- [Parts of the exercise]
- a) Print the passage of the Azure Databricks module description that begins at the words "Effective data modeling" and stops after "with Unity Catalog.".
- b) For the Azure Databricks module description, mark each statement yes or no and quote the words that decide it: (i) The module is rated at the intermediate level. (ii) Knowledge of Apache Iceberg fundamentals is listed as a prerequisite. (iii) One learning objective is judging when to use managed or external tables.

- [Text]
Design and implement data modeling with Azure Databricks

Intermediate
Data Engineer
Azure Databricks

Effective data modeling forms the foundation of a performant and maintainable data platform. This module explores how to design ingestion logic, select appropriate tools and table formats, implement partitioning schemes, manage slowly changing dimensions, choose appropriate data granularity, and optimize table performance through clustering strategies in Azure Databricks with Unity Catalog.

Learning objectives

By the end of this module, you'll be able to:

  • Design data ingestion logic and configure data source connections
  • Select the appropriate data ingestion tool for your scenario
  • Choose between Delta Lake, Apache Iceberg, and other table formats
  • Design and implement effective data partitioning schemes
  • Select and implement slowly changing dimension types
  • Design and implement temporal tables for change tracking and auditing
  • Choose appropriate data granularity for fact and dimension tables
  • Design and implement clustering strategies for query optimization
  • Evaluate when to use managed versus external tables

Prerequisites

The following prerequisites should be completed:

  • Basic understanding of Azure Databricks workspaces and Unity Catalog
  • Familiarity with SQL and data warehouse concepts
  • Knowledge of Delta Lake fundamentals

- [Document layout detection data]
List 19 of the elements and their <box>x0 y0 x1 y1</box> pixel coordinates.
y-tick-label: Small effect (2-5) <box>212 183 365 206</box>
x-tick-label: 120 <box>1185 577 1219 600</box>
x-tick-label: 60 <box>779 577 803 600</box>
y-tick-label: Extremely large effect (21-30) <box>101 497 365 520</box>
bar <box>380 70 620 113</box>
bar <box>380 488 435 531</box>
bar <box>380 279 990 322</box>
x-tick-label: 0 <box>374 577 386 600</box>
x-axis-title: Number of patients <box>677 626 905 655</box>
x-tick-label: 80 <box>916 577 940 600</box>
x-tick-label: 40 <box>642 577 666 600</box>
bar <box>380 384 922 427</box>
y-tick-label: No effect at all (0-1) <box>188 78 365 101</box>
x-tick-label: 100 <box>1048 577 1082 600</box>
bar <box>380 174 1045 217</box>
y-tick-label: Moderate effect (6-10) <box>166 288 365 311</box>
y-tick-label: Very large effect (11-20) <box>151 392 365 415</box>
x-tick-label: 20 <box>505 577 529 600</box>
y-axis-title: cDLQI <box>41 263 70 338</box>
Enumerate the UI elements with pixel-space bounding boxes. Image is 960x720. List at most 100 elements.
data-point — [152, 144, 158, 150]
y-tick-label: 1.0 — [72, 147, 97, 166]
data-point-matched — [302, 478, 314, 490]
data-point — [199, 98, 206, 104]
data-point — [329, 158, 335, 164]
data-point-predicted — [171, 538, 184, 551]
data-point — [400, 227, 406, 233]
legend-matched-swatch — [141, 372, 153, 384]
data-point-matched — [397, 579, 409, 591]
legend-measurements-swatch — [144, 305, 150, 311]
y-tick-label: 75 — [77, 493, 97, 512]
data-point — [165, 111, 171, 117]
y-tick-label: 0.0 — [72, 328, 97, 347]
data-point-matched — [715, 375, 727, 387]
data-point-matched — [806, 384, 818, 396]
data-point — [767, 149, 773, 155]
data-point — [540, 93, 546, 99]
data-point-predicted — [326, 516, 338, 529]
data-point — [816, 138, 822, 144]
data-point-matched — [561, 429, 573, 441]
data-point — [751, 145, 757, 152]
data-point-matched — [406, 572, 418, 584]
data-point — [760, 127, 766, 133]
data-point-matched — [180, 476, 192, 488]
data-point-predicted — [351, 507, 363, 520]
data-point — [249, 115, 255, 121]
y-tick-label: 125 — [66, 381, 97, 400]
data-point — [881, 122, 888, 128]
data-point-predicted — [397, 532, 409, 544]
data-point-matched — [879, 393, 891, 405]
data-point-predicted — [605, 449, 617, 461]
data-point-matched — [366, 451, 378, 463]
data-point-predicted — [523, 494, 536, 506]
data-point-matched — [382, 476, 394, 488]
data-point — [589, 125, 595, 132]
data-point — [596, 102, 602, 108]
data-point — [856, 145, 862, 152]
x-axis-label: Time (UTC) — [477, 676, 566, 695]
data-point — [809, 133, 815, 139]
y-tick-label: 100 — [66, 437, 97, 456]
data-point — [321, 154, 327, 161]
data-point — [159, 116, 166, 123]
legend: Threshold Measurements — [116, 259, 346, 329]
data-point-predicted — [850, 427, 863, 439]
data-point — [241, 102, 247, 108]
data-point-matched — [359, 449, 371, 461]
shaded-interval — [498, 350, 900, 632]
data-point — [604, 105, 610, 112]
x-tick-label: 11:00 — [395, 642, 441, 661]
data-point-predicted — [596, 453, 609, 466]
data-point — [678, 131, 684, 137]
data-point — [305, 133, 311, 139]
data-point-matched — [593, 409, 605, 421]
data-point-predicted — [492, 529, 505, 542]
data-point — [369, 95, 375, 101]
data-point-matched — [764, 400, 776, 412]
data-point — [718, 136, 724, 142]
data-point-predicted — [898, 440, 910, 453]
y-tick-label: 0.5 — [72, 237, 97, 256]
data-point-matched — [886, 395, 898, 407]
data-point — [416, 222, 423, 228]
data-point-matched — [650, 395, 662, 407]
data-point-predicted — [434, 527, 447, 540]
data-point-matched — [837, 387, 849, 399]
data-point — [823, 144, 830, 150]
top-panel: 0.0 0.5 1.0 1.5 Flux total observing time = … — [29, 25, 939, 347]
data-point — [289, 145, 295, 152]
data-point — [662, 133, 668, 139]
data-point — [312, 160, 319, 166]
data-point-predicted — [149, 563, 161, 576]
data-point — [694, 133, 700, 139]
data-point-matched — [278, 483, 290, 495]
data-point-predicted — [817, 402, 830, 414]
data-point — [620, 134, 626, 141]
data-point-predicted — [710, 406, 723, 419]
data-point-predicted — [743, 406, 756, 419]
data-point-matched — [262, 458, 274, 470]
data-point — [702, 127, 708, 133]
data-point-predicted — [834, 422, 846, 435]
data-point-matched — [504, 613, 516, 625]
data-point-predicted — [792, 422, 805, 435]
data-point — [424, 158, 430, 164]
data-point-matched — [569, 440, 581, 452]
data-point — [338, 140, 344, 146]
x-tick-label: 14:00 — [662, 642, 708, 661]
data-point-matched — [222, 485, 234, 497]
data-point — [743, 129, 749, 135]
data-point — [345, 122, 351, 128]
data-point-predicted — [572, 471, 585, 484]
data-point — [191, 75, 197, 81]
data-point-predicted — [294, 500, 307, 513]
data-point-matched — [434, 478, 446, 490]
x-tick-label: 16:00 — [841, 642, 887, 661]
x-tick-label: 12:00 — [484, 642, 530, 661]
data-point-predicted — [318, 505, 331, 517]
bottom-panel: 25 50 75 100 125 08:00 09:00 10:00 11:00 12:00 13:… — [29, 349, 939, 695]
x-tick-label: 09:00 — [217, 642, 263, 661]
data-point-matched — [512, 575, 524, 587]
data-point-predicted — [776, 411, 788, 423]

- [Answer list]
- a)
Effective data modeling forms the foundation of a performant and maintainable data platform. This module explores how to design ingestion logic, select appropriate tools and table formats, implement partitioning schemes, manage slowly changing dimensions, choose appropriate data granularity, and optimize table performance through clustering strategies in Azure Databricks with Unity Catalog.

- b)
(i) Yes: "Intermediate"
(ii) No: "Knowledge of Delta Lake fundamentals"
(iii) Yes: "Evaluate when to use managed versus external tables"